### Goal
Give the number of lines in the data that hold the string "color". Nothing else is needed.

------ Material to process ------

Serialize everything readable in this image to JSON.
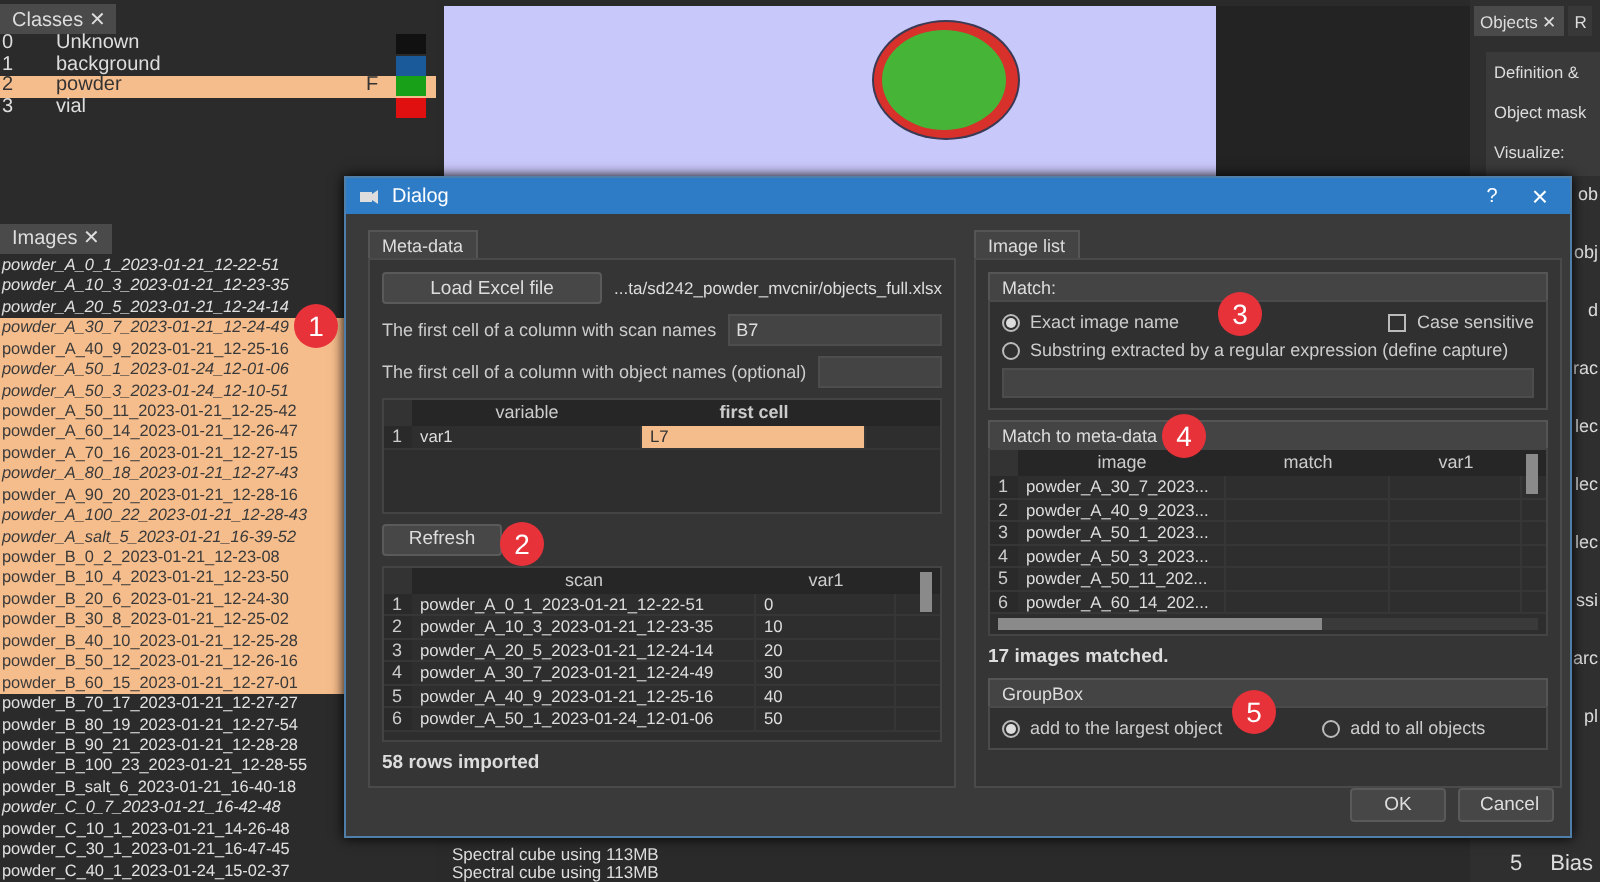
{
  "classes_panel": {
    "tab": "Classes",
    "close": "✕",
    "rows": [
      {
        "index": "0",
        "name": "Unknown",
        "color": "#111111",
        "selected": false
      },
      {
        "index": "1",
        "name": "background",
        "color": "#1a5a9a",
        "selected": false
      },
      {
        "index": "2",
        "name": "powder",
        "flag": "F",
        "color": "#18a018",
        "selected": true
      },
      {
        "index": "3",
        "name": "vial",
        "color": "#e01010",
        "selected": false
      }
    ]
  },
  "images_panel": {
    "tab": "Images",
    "close": "✕",
    "items": [
      {
        "name": "powder_A_0_1_2023-01-21_12-22-51",
        "italic": true,
        "selected": false
      },
      {
        "name": "powder_A_10_3_2023-01-21_12-23-35",
        "italic": true,
        "selected": false
      },
      {
        "name": "powder_A_20_5_2023-01-21_12-24-14",
        "italic": true,
        "selected": false
      },
      {
        "name": "powder_A_30_7_2023-01-21_12-24-49",
        "italic": true,
        "selected": true
      },
      {
        "name": "powder_A_40_9_2023-01-21_12-25-16",
        "italic": false,
        "selected": true
      },
      {
        "name": "powder_A_50_1_2023-01-24_12-01-06",
        "italic": true,
        "selected": true
      },
      {
        "name": "powder_A_50_3_2023-01-24_12-10-51",
        "italic": true,
        "selected": true
      },
      {
        "name": "powder_A_50_11_2023-01-21_12-25-42",
        "italic": false,
        "selected": true
      },
      {
        "name": "powder_A_60_14_2023-01-21_12-26-47",
        "italic": false,
        "selected": true
      },
      {
        "name": "powder_A_70_16_2023-01-21_12-27-15",
        "italic": false,
        "selected": true
      },
      {
        "name": "powder_A_80_18_2023-01-21_12-27-43",
        "italic": true,
        "selected": true
      },
      {
        "name": "powder_A_90_20_2023-01-21_12-28-16",
        "italic": false,
        "selected": true
      },
      {
        "name": "powder_A_100_22_2023-01-21_12-28-43",
        "italic": true,
        "selected": true
      },
      {
        "name": "powder_A_salt_5_2023-01-21_16-39-52",
        "italic": true,
        "selected": true
      },
      {
        "name": "powder_B_0_2_2023-01-21_12-23-08",
        "italic": false,
        "selected": true
      },
      {
        "name": "powder_B_10_4_2023-01-21_12-23-50",
        "italic": false,
        "selected": true
      },
      {
        "name": "powder_B_20_6_2023-01-21_12-24-30",
        "italic": false,
        "selected": true
      },
      {
        "name": "powder_B_30_8_2023-01-21_12-25-02",
        "italic": false,
        "selected": true
      },
      {
        "name": "powder_B_40_10_2023-01-21_12-25-28",
        "italic": false,
        "selected": true
      },
      {
        "name": "powder_B_50_12_2023-01-21_12-26-16",
        "italic": false,
        "selected": true
      },
      {
        "name": "powder_B_60_15_2023-01-21_12-27-01",
        "italic": false,
        "selected": true
      },
      {
        "name": "powder_B_70_17_2023-01-21_12-27-27",
        "italic": false,
        "selected": false
      },
      {
        "name": "powder_B_80_19_2023-01-21_12-27-54",
        "italic": false,
        "selected": false
      },
      {
        "name": "powder_B_90_21_2023-01-21_12-28-28",
        "italic": false,
        "selected": false
      },
      {
        "name": "powder_B_100_23_2023-01-21_12-28-55",
        "italic": false,
        "selected": false
      },
      {
        "name": "powder_B_salt_6_2023-01-21_16-40-18",
        "italic": false,
        "selected": false
      },
      {
        "name": "powder_C_0_7_2023-01-21_16-42-48",
        "italic": true,
        "selected": false
      },
      {
        "name": "powder_C_10_1_2023-01-21_14-26-48",
        "italic": false,
        "selected": false
      },
      {
        "name": "powder_C_30_1_2023-01-21_16-47-45",
        "italic": false,
        "selected": false
      },
      {
        "name": "powder_C_40_1_2023-01-24_15-02-37",
        "italic": false,
        "selected": false
      }
    ]
  },
  "objects_panel": {
    "tabs": [
      {
        "label": "Objects",
        "close": "✕",
        "selected": true
      },
      {
        "label": "R",
        "selected": false
      }
    ],
    "texts": [
      "Definition &",
      "Object mask",
      "Visualize:"
    ],
    "edge_fragments": [
      "ob",
      "obj",
      "d",
      "rac",
      "lec",
      "lec",
      "lec",
      "ssi",
      "arc",
      "pl"
    ]
  },
  "log": [
    "Spectral cube using 113MB",
    "Spectral cube using 113MB"
  ],
  "bottom_right": {
    "index": "5",
    "label": "Bias"
  },
  "dialog": {
    "title": "Dialog",
    "help": "?",
    "close": "×",
    "meta_data": {
      "tab": "Meta-data",
      "load_button": "Load Excel file",
      "path": "...ta/sd242_powder_mvcnir/objects_full.xlsx",
      "fields": [
        {
          "label": "The first cell of a column with scan names",
          "value": "B7"
        },
        {
          "label": "The first cell of a column with object names (optional)"
        }
      ],
      "variables": {
        "columns": [
          "variable",
          "first cell"
        ],
        "rows": [
          {
            "index": "1",
            "cells": [
              {
                "text": "var1",
                "selected": false
              },
              {
                "text": "L7",
                "selected": true
              }
            ]
          }
        ]
      },
      "refresh_button": "Refresh",
      "scans": {
        "columns": [
          "scan",
          "var1"
        ],
        "rows": [
          {
            "index": "1",
            "cells": [
              "powder_A_0_1_2023-01-21_12-22-51",
              "0"
            ]
          },
          {
            "index": "2",
            "cells": [
              "powder_A_10_3_2023-01-21_12-23-35",
              "10"
            ]
          },
          {
            "index": "3",
            "cells": [
              "powder_A_20_5_2023-01-21_12-24-14",
              "20"
            ]
          },
          {
            "index": "4",
            "cells": [
              "powder_A_30_7_2023-01-21_12-24-49",
              "30"
            ]
          },
          {
            "index": "5",
            "cells": [
              "powder_A_40_9_2023-01-21_12-25-16",
              "40"
            ]
          },
          {
            "index": "6",
            "cells": [
              "powder_A_50_1_2023-01-24_12-01-06",
              "50"
            ]
          }
        ]
      },
      "status": "58 rows imported"
    },
    "image_list": {
      "tab": "Image list",
      "match": {
        "title": "Match:",
        "options": [
          {
            "label": "Exact image name",
            "selected": true
          },
          {
            "label": "Substring extracted by a regular expression (define capture)",
            "selected": false
          }
        ],
        "case_sensitive": {
          "label": "Case sensitive",
          "checked": false
        }
      },
      "match_title": "Match to meta-data",
      "matches": {
        "columns": [
          "image",
          "match",
          "var1"
        ],
        "rows": [
          {
            "index": "1",
            "cells": [
              "powder_A_30_7_2023..."
            ]
          },
          {
            "index": "2",
            "cells": [
              "powder_A_40_9_2023..."
            ]
          },
          {
            "index": "3",
            "cells": [
              "powder_A_50_1_2023..."
            ]
          },
          {
            "index": "4",
            "cells": [
              "powder_A_50_3_2023..."
            ]
          },
          {
            "index": "5",
            "cells": [
              "powder_A_50_11_202..."
            ]
          },
          {
            "index": "6",
            "cells": [
              "powder_A_60_14_202..."
            ]
          }
        ]
      },
      "status": "17 images matched.",
      "group": {
        "title": "GroupBox",
        "options": [
          {
            "label": "add to the largest object",
            "selected": true
          },
          {
            "label": "add to all objects",
            "selected": false
          }
        ]
      }
    },
    "buttons": [
      "OK",
      "Cancel"
    ]
  },
  "annotations": [
    "1",
    "2",
    "3",
    "4",
    "5"
  ]
}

------

### Output below
4